*Short problem*: All lines in the data bearing the string "from" should be identified and copied.
Start Records
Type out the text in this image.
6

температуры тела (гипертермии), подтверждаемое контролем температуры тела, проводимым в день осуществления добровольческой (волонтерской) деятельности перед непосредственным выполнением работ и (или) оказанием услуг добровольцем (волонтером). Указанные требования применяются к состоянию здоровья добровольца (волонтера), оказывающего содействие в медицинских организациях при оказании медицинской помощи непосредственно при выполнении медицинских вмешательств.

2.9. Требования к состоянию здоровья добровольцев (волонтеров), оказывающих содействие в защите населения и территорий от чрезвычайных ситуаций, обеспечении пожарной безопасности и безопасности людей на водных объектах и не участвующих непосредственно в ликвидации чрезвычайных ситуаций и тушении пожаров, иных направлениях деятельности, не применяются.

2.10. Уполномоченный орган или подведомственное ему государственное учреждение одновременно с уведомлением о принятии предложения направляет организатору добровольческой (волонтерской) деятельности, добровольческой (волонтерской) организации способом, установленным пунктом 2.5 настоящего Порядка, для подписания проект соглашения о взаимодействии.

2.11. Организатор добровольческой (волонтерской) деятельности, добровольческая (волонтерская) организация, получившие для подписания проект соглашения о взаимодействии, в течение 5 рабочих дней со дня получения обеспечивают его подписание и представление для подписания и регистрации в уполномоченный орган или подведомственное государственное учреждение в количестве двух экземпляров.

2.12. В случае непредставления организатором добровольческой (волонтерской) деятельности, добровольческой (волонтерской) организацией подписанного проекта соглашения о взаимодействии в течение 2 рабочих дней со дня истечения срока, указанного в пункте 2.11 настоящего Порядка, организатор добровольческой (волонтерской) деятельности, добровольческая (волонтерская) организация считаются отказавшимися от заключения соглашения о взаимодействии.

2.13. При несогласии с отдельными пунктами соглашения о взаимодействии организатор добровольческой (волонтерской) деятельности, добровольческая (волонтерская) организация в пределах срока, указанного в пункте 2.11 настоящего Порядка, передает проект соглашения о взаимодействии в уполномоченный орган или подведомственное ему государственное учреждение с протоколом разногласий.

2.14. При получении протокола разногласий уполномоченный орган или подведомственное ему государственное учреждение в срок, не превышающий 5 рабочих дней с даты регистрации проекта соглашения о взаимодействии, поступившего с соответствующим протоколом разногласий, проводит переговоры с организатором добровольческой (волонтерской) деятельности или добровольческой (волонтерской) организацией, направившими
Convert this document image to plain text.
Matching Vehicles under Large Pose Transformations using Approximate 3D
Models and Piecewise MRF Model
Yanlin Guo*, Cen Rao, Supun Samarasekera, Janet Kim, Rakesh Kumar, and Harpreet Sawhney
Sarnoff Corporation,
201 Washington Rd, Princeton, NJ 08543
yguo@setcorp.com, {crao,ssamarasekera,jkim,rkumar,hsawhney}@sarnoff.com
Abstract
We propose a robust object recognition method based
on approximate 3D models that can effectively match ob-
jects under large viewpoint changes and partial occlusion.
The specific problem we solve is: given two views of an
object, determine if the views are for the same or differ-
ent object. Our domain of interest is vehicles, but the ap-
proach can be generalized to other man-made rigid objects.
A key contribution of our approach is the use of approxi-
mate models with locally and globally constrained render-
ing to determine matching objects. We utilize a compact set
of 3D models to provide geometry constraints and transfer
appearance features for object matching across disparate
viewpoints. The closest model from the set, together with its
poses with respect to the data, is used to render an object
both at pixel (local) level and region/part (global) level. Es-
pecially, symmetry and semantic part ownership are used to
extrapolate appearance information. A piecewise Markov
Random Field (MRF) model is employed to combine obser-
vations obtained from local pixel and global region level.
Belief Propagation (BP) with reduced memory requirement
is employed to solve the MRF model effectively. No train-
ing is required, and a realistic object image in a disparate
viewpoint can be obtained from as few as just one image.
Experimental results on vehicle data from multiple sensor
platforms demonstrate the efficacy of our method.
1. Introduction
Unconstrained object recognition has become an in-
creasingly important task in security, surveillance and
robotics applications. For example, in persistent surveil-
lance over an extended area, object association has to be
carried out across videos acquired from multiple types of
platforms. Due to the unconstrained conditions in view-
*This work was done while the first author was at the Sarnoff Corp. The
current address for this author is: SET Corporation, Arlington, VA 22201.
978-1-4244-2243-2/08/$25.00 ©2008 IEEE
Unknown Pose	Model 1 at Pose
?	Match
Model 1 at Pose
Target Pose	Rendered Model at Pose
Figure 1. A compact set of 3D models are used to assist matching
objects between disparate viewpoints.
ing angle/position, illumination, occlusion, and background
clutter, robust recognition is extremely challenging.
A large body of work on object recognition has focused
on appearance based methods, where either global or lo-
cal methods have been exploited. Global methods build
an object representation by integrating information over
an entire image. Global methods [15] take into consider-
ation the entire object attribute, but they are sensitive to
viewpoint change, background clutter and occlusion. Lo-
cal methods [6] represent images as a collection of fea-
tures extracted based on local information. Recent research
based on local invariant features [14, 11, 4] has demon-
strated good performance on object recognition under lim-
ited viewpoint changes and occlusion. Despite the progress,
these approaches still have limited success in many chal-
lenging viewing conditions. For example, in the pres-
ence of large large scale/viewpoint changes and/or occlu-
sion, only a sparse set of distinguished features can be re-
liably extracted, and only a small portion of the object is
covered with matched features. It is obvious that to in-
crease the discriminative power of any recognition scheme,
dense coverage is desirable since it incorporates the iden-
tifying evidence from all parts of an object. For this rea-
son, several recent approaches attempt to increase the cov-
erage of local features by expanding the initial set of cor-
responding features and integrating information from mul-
End Records
Start Records
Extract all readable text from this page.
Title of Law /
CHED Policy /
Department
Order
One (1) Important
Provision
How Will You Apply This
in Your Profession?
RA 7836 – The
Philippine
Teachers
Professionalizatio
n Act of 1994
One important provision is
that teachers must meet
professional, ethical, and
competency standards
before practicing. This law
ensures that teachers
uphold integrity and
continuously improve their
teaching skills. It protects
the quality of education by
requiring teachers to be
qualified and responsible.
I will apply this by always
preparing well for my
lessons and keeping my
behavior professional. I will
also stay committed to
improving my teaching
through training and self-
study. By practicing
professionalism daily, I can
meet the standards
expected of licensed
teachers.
End Records
Start Records
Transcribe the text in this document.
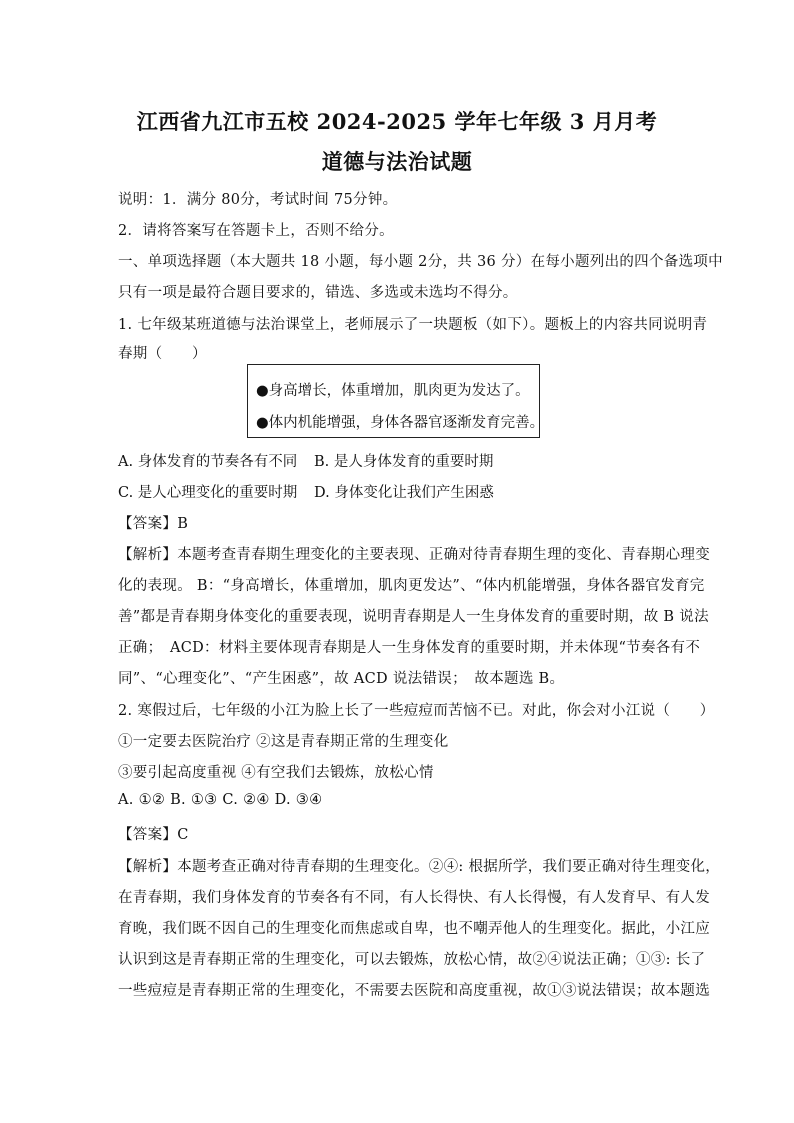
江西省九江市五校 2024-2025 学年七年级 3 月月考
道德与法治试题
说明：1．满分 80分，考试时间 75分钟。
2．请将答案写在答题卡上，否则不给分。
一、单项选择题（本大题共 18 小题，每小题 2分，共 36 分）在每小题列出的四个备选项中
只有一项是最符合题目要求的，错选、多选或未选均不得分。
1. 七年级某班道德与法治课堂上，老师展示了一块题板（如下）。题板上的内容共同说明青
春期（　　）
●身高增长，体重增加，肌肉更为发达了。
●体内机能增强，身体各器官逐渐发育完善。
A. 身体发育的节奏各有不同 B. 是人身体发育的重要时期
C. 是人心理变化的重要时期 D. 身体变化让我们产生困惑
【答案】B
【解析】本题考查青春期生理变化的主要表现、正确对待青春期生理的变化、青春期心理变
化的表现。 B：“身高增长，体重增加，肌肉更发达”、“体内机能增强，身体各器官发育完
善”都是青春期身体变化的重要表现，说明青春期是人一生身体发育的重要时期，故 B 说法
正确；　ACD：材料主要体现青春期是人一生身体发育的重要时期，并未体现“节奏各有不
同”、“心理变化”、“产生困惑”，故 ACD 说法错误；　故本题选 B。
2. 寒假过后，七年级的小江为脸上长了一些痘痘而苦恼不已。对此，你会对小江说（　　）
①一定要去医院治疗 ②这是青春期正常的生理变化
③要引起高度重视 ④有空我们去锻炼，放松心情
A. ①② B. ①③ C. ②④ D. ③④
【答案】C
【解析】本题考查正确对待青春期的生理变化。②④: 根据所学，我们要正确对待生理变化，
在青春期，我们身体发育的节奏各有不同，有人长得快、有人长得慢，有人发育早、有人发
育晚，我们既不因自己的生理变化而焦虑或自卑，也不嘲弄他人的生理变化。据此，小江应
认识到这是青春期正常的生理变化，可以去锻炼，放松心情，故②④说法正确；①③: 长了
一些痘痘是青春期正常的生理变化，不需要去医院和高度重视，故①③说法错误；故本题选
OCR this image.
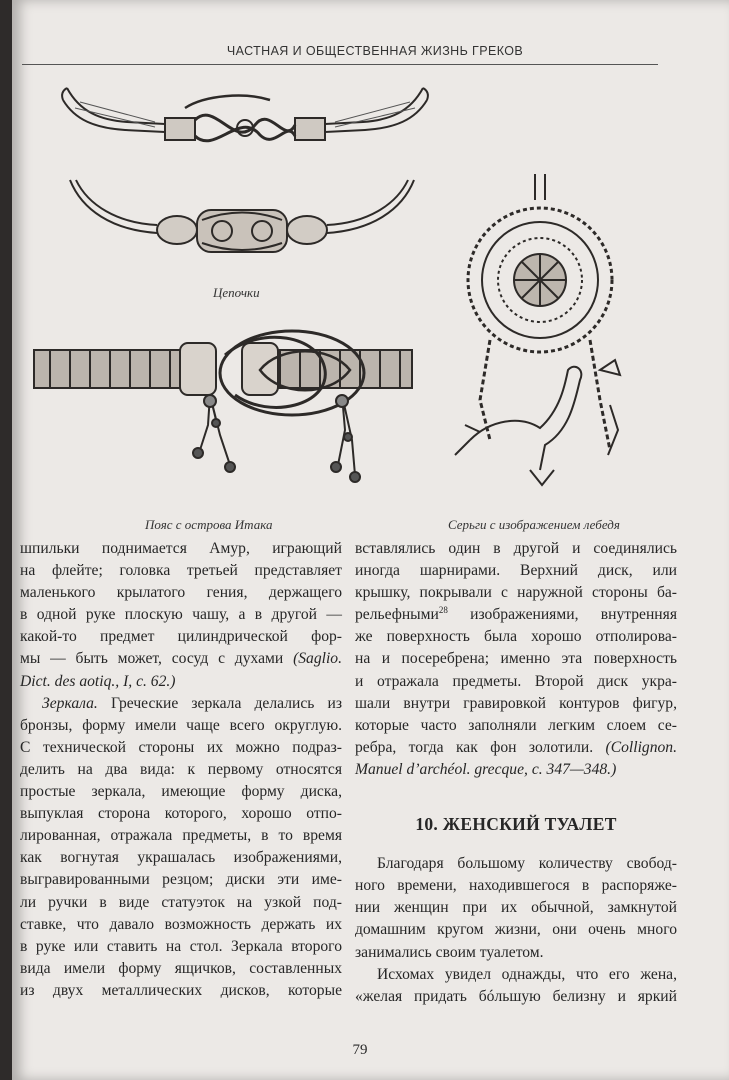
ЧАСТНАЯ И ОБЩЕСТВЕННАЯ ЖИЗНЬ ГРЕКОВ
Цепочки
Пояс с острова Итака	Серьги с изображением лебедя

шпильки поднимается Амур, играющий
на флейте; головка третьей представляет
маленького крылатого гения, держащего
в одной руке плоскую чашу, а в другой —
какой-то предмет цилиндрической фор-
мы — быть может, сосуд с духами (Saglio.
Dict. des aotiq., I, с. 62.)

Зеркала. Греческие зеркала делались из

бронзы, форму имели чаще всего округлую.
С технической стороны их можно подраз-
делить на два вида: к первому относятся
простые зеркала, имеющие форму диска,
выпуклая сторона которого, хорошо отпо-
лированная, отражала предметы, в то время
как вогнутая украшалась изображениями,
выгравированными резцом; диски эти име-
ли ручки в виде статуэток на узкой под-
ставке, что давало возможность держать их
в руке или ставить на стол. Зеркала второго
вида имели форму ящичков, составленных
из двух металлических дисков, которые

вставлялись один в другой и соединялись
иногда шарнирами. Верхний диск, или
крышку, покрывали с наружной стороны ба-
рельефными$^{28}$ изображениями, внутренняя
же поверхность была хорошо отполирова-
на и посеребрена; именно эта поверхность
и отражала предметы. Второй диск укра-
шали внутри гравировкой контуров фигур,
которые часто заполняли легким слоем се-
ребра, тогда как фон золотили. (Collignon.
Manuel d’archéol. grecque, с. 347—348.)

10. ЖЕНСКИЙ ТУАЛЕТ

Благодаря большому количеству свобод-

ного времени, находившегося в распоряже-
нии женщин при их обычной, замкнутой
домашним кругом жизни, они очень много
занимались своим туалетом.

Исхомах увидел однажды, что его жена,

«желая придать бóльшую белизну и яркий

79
End Records
*Expected answer*:
viewpoints. The closest model from the set, together with its
vations obtained from local pixel and global region level.
viewpoint can be obtained from as few as just one image.
Experimental results on vehicle data from multiple sensor
carried out across videos acquired from multiple types of
tifying evidence from all parts of an object. For this rea-
responding features and integrating information from mul-
Extract all readable text from this page.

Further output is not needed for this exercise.